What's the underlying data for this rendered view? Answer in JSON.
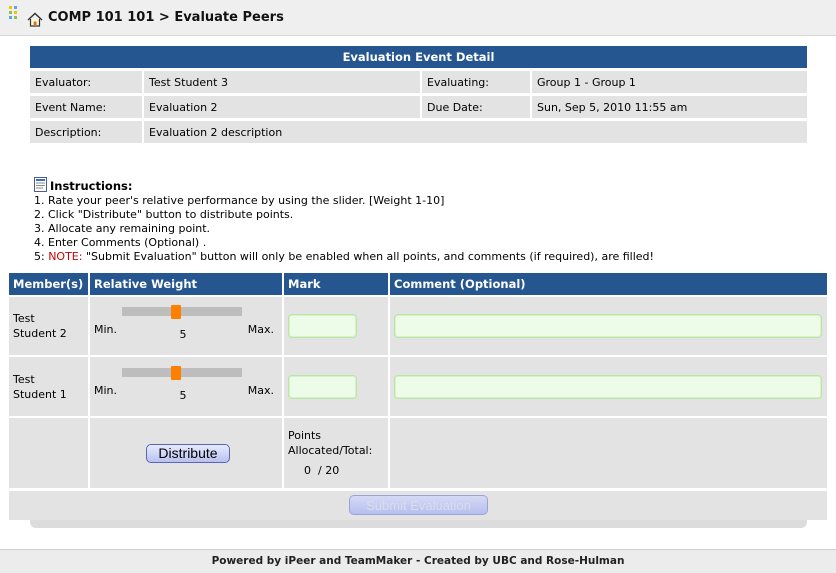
{
  "header": {
    "breadcrumb": "COMP 101 101 > Evaluate Peers",
    "icons": [
      "app-grid-icon",
      "home-icon"
    ]
  },
  "detail": {
    "title": "Evaluation Event Detail",
    "evaluator_label": "Evaluator:",
    "evaluator_value": "Test Student 3",
    "evaluating_label": "Evaluating:",
    "evaluating_value": "Group 1 - Group 1",
    "event_name_label": "Event Name:",
    "event_name_value": "Evaluation 2",
    "due_date_label": "Due Date:",
    "due_date_value": "Sun, Sep 5, 2010 11:55 am",
    "description_label": "Description:",
    "description_value": "Evaluation 2 description"
  },
  "instructions": {
    "heading": "Instructions:",
    "step1": "1. Rate your peer's relative performance by using the slider. [Weight 1-10]",
    "step2": "2. Click \"Distribute\" button to distribute points.",
    "step3": "3. Allocate any remaining point.",
    "step4": "4. Enter Comments (Optional) .",
    "step5_prefix": "5: ",
    "step5_note": "NOTE:",
    "step5_text": " \"Submit Evaluation\" button will only be enabled when all points, and comments (if required), are filled!"
  },
  "table": {
    "col_members": "Member(s)",
    "col_weight": "Relative Weight",
    "col_mark": "Mark",
    "col_comment": "Comment (Optional)"
  },
  "members": [
    {
      "name_line1": "Test",
      "name_line2": "Student 2",
      "weight": 5,
      "weight_min": 1,
      "weight_max": 10,
      "min_label": "Min.",
      "max_label": "Max.",
      "mark": "",
      "comment": ""
    },
    {
      "name_line1": "Test",
      "name_line2": "Student 1",
      "weight": 5,
      "weight_min": 1,
      "weight_max": 10,
      "min_label": "Min.",
      "max_label": "Max.",
      "mark": "",
      "comment": ""
    }
  ],
  "distribute_label": "Distribute",
  "points": {
    "label_line1": "Points",
    "label_line2": "Allocated/Total:",
    "allocated": "0",
    "separator": "/",
    "total": "20"
  },
  "submit_label": "Submit Evaluation",
  "footer": "Powered by iPeer and TeamMaker - Created by UBC and Rose-Hulman",
  "colors": {
    "header_blue": "#25568f",
    "row_gray": "#e3e3e3",
    "slider_thumb": "#ff7f00",
    "note_red": "#cc0000",
    "field_green": "#edfce9"
  }
}
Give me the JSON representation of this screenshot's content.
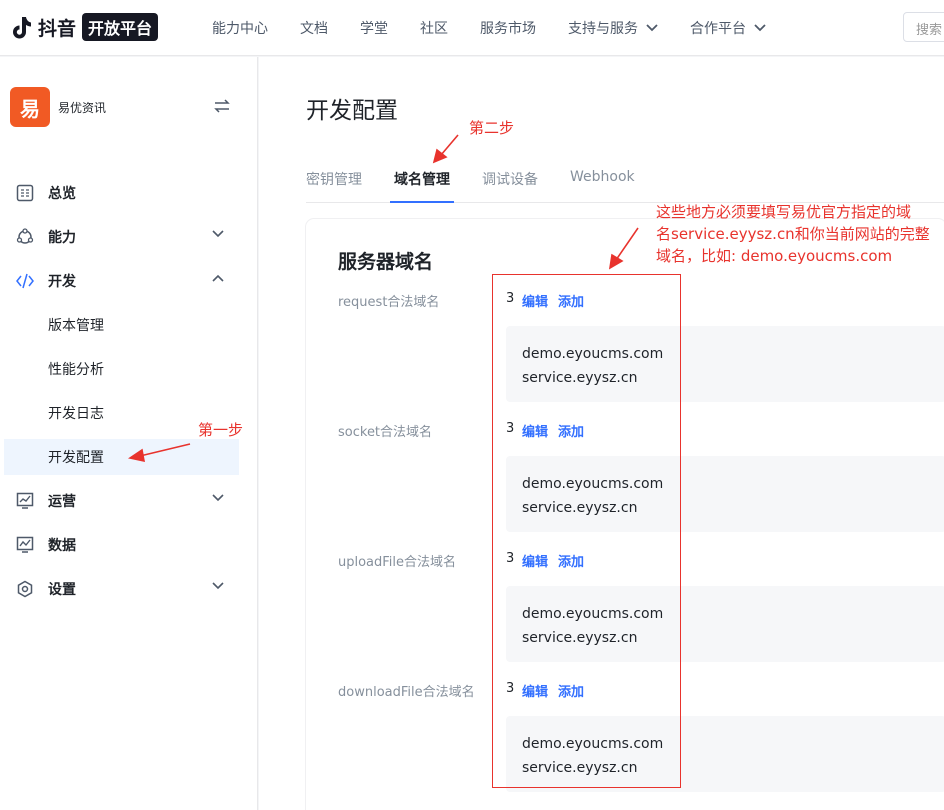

○ ○ ○ ○

From the material above, copy each line that includes the word "JSON".

What's the underlying data for this rendered view? Answer in JSON.
Give me the JSON representation of this screenshot's content.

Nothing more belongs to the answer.